> Work to do:
Copy out each of the following rows word for word, leaving nothing out.

+===+

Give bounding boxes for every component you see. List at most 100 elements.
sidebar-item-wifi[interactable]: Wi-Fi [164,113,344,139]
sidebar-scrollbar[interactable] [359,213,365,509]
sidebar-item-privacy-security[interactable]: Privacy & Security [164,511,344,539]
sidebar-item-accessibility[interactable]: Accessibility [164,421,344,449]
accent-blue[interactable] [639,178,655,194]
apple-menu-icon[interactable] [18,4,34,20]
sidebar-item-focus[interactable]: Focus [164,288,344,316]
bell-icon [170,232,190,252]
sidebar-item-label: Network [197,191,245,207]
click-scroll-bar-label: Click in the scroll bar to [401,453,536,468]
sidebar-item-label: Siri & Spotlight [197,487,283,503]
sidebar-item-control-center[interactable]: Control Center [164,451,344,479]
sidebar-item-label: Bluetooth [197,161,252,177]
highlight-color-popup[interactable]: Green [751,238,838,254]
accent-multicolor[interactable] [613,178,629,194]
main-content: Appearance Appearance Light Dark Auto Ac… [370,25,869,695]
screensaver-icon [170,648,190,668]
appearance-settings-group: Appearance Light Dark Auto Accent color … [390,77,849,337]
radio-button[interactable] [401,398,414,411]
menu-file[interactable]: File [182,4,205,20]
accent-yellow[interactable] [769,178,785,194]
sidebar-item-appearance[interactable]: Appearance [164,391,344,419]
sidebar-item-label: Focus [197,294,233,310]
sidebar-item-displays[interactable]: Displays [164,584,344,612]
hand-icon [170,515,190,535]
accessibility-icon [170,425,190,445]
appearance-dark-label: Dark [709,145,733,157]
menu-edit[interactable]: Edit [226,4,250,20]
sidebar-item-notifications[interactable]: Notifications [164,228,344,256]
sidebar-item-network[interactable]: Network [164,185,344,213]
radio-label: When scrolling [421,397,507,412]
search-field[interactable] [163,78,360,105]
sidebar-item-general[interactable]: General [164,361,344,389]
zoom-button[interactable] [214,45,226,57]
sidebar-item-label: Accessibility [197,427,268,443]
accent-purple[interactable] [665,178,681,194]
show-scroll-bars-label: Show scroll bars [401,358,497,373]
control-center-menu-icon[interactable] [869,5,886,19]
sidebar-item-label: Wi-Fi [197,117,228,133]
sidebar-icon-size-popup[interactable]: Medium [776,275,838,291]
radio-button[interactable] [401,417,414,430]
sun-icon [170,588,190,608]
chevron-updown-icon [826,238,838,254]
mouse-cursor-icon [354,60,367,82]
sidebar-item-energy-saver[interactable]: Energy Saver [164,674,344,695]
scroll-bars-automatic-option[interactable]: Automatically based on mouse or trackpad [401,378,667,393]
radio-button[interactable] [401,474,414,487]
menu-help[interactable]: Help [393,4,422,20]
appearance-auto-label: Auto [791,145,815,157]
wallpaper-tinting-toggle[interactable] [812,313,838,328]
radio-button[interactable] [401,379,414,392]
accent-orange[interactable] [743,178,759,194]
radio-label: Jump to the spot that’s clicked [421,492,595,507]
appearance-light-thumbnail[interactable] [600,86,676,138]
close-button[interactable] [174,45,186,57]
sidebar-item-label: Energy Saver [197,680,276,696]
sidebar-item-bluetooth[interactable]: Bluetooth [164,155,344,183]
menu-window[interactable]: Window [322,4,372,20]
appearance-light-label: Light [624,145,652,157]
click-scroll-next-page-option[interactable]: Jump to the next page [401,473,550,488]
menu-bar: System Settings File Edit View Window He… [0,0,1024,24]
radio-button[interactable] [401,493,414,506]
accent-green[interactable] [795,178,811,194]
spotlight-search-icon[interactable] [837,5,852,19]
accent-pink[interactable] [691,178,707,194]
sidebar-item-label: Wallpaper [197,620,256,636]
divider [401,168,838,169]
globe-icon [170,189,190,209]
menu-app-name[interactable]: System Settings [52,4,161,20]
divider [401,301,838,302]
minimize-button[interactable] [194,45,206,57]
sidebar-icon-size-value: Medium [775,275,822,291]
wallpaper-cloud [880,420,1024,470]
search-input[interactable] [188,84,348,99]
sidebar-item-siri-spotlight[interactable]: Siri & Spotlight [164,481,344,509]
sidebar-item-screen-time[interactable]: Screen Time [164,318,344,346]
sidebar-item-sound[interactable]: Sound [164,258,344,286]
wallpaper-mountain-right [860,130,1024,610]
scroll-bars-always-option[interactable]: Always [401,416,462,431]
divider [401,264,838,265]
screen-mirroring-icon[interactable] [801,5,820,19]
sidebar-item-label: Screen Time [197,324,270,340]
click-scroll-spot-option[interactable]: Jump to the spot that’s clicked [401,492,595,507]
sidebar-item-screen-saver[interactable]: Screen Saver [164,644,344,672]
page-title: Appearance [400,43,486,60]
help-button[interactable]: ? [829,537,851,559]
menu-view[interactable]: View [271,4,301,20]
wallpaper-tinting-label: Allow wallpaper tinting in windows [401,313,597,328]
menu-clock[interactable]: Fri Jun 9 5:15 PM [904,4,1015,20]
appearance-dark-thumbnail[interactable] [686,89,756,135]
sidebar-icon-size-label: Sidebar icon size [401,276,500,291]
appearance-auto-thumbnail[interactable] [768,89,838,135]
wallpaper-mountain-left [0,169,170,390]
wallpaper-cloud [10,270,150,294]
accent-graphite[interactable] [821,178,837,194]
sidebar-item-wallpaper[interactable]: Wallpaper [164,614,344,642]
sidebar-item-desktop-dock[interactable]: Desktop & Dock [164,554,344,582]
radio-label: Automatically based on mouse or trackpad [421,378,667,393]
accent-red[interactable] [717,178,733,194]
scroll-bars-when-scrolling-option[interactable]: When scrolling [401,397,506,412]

+===+

> Written response:
Give bounding boxes for every component you see. List at most 100 elements.
sidebar-item-wifi[interactable]: Wi-Fi [164,113,344,139]
sidebar-scrollbar[interactable] [359,213,365,509]
sidebar-item-privacy-security[interactable]: Privacy & Security [164,511,344,539]
sidebar-item-accessibility[interactable]: Accessibility [164,421,344,449]
accent-blue[interactable] [639,178,655,194]
apple-menu-icon[interactable] [18,4,34,20]
sidebar-item-focus[interactable]: Focus [164,288,344,316]
bell-icon [170,232,190,252]
sidebar-item-label: Network [197,191,245,207]
click-scroll-bar-label: Click in the scroll bar to [401,453,536,468]
sidebar-item-label: Siri & Spotlight [197,487,283,503]
sidebar-item-control-center[interactable]: Control Center [164,451,344,479]
sidebar-item-label: Bluetooth [197,161,252,177]
highlight-color-popup[interactable]: Green [751,238,838,254]
accent-multicolor[interactable] [613,178,629,194]
main-content: Appearance Appearance Light Dark Auto Ac… [370,25,869,695]
screensaver-icon [170,648,190,668]
appearance-settings-group: Appearance Light Dark Auto Accent color … [390,77,849,337]
radio-button[interactable] [401,398,414,411]
menu-file[interactable]: File [182,4,205,20]
accent-yellow[interactable] [769,178,785,194]
sidebar-item-appearance[interactable]: Appearance [164,391,344,419]
sidebar-item-label: Focus [197,294,233,310]
sidebar-item-displays[interactable]: Displays [164,584,344,612]
hand-icon [170,515,190,535]
accessibility-icon [170,425,190,445]
appearance-dark-label: Dark [709,145,733,157]
menu-edit[interactable]: Edit [226,4,250,20]
sidebar-item-notifications[interactable]: Notifications [164,228,344,256]
sidebar-item-network[interactable]: Network [164,185,344,213]
radio-label: When scrolling [421,397,507,412]
search-field[interactable] [163,78,360,105]
sidebar-item-general[interactable]: General [164,361,344,389]
zoom-button[interactable] [214,45,226,57]
sidebar-item-label: Accessibility [197,427,268,443]
accent-purple[interactable] [665,178,681,194]
show-scroll-bars-label: Show scroll bars [401,358,497,373]
control-center-menu-icon[interactable] [869,5,886,19]
sidebar-item-label: Wi-Fi [197,117,228,133]
sidebar-icon-size-popup[interactable]: Medium [776,275,838,291]
radio-button[interactable] [401,417,414,430]
sun-icon [170,588,190,608]
chevron-updown-icon [826,238,838,254]
mouse-cursor-icon [354,60,367,82]
sidebar-item-energy-saver[interactable]: Energy Saver [164,674,344,695]
scroll-bars-automatic-option[interactable]: Automatically based on mouse or trackpad [401,378,667,393]
radio-button[interactable] [401,474,414,487]
menu-help[interactable]: Help [393,4,422,20]
appearance-auto-label: Auto [791,145,815,157]
wallpaper-tinting-toggle[interactable] [812,313,838,328]
radio-button[interactable] [401,379,414,392]
accent-orange[interactable] [743,178,759,194]
radio-label: Jump to the spot that’s clicked [421,492,595,507]
appearance-light-thumbnail[interactable] [600,86,676,138]
close-button[interactable] [174,45,186,57]
sidebar-item-label: Energy Saver [197,680,276,696]
sidebar-item-bluetooth[interactable]: Bluetooth [164,155,344,183]
menu-window[interactable]: Window [322,4,372,20]
appearance-light-label: Light [624,145,652,157]
click-scroll-next-page-option[interactable]: Jump to the next page [401,473,550,488]
menu-bar: System Settings File Edit View Window He… [0,0,1024,24]
radio-button[interactable] [401,493,414,506]
accent-green[interactable] [795,178,811,194]
spotlight-search-icon[interactable] [837,5,852,19]
accent-pink[interactable] [691,178,707,194]
sidebar-item-label: Wallpaper [197,620,256,636]
divider [401,168,838,169]
globe-icon [170,189,190,209]
menu-app-name[interactable]: System Settings [52,4,161,20]
divider [401,301,838,302]
minimize-button[interactable] [194,45,206,57]
sidebar-icon-size-value: Medium [775,275,822,291]
wallpaper-cloud [880,420,1024,470]
search-input[interactable] [188,84,348,99]
sidebar-item-siri-spotlight[interactable]: Siri & Spotlight [164,481,344,509]
sidebar-item-screen-time[interactable]: Screen Time [164,318,344,346]
sidebar-item-sound[interactable]: Sound [164,258,344,286]
wallpaper-mountain-right [860,130,1024,610]
scroll-bars-always-option[interactable]: Always [401,416,462,431]
divider [401,264,838,265]
screen-mirroring-icon[interactable] [801,5,820,19]
sidebar-item-label: Screen Time [197,324,270,340]
click-scroll-spot-option[interactable]: Jump to the spot that’s clicked [401,492,595,507]
sidebar-item-screen-saver[interactable]: Screen Saver [164,644,344,672]
page-title: Appearance [400,43,486,60]
help-button[interactable]: ? [829,537,851,559]
menu-view[interactable]: View [271,4,301,20]
wallpaper-tinting-label: Allow wallpaper tinting in windows [401,313,597,328]
menu-clock[interactable]: Fri Jun 9 5:15 PM [904,4,1015,20]
appearance-dark-thumbnail[interactable] [686,89,756,135]
sidebar-icon-size-label: Sidebar icon size [401,276,500,291]
appearance-auto-thumbnail[interactable] [768,89,838,135]
wallpaper-mountain-left [0,169,170,390]
wallpaper-cloud [10,270,150,294]
accent-graphite[interactable] [821,178,837,194]
sidebar-item-wallpaper[interactable]: Wallpaper [164,614,344,642]
sidebar-item-desktop-dock[interactable]: Desktop & Dock [164,554,344,582]
radio-label: Automatically based on mouse or trackpad [421,378,667,393]
accent-red[interactable] [717,178,733,194]
scroll-bars-when-scrolling-option[interactable]: When scrolling [401,397,506,412]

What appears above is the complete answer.